_REQUIREMENTS_:
Repeat the material verbatim and drop the pictures.

_THE INPUT_:
----------------------------------------
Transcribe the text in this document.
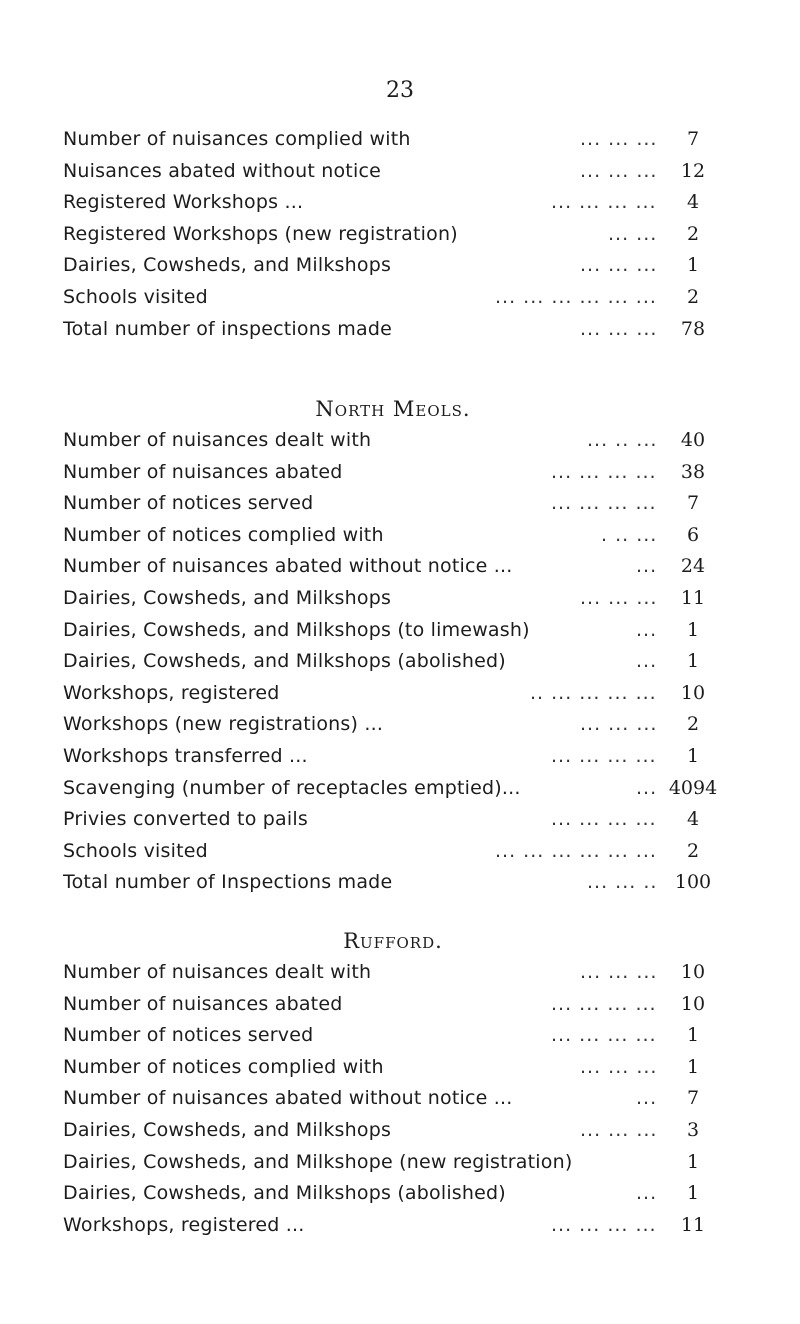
23
Number of nuisances complied with	... ... ...	7
Nuisances abated without notice	... ... ...	12
Registered Workshops ...	... ... ... ...	4
Registered Workshops (new registration)	... ...	2
Dairies, Cowsheds, and Milkshops	... ... ...	1
Schools visited	... ... ... ... ... ...	2
Total number of inspections made	... ... ...	78
North Meols.
Number of nuisances dealt with	... .. ...	40
Number of nuisances abated	... ... ... ...	38
Number of notices served	... ... ... ...	7
Number of notices complied with	. .. ...	6
Number of nuisances abated without notice ...	...	24
Dairies, Cowsheds, and Milkshops	... ... ...	11
Dairies, Cowsheds, and Milkshops (to limewash)	...	1
Dairies, Cowsheds, and Milkshops (abolished)	...	1
Workshops, registered	.. ... ... ... ...	10
Workshops (new registrations) ...	... ... ...	2
Workshops transferred ...	... ... ... ...	1
Scavenging (number of receptacles emptied)...	... 4094
Privies converted to pails	... ... ... ...	4
Schools visited	... ... ... ... ... ...	2
Total number of Inspections made	... ... .. 100
Rufford.
Number of nuisances dealt with	... ... ...	10
Number of nuisances abated	... ... ... ...	10
Number of notices served	... ... ... ...	1
Number of notices complied with	... ... ...	1
Number of nuisances abated without notice ...	...	7
Dairies, Cowsheds, and Milkshops	... ... ...	3
Dairies, Cowsheds, and Milkshope (new registration)	1
Dairies, Cowsheds, and Milkshops (abolished)	...	1
Workshops, registered ...	... ... ... ...	11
----------------------------------------
_COMPLETE ANSWER_:
Transcribe the text in this document.
23
Number of nuisances complied with	... ... ...	7
Nuisances abated without notice	... ... ...	12
Registered Workshops ...	... ... ... ...	4
Registered Workshops (new registration)	... ...	2
Dairies, Cowsheds, and Milkshops	... ... ...	1
Schools visited	... ... ... ... ... ...	2
Total number of inspections made	... ... ...	78
North Meols.
Number of nuisances dealt with	... .. ...	40
Number of nuisances abated	... ... ... ...	38
Number of notices served	... ... ... ...	7
Number of notices complied with	. .. ...	6
Number of nuisances abated without notice ...	...	24
Dairies, Cowsheds, and Milkshops	... ... ...	11
Dairies, Cowsheds, and Milkshops (to limewash)	...	1
Dairies, Cowsheds, and Milkshops (abolished)	...	1
Workshops, registered	.. ... ... ... ...	10
Workshops (new registrations) ...	... ... ...	2
Workshops transferred ...	... ... ... ...	1
Scavenging (number of receptacles emptied)...	... 4094
Privies converted to pails	... ... ... ...	4
Schools visited	... ... ... ... ... ...	2
Total number of Inspections made	... ... .. 100
Rufford.
Number of nuisances dealt with	... ... ...	10
Number of nuisances abated	... ... ... ...	10
Number of notices served	... ... ... ...	1
Number of notices complied with	... ... ...	1
Number of nuisances abated without notice ...	...	7
Dairies, Cowsheds, and Milkshops	... ... ...	3
Dairies, Cowsheds, and Milkshope (new registration)	1
Dairies, Cowsheds, and Milkshops (abolished)	...	1
Workshops, registered ...	... ... ... ...	11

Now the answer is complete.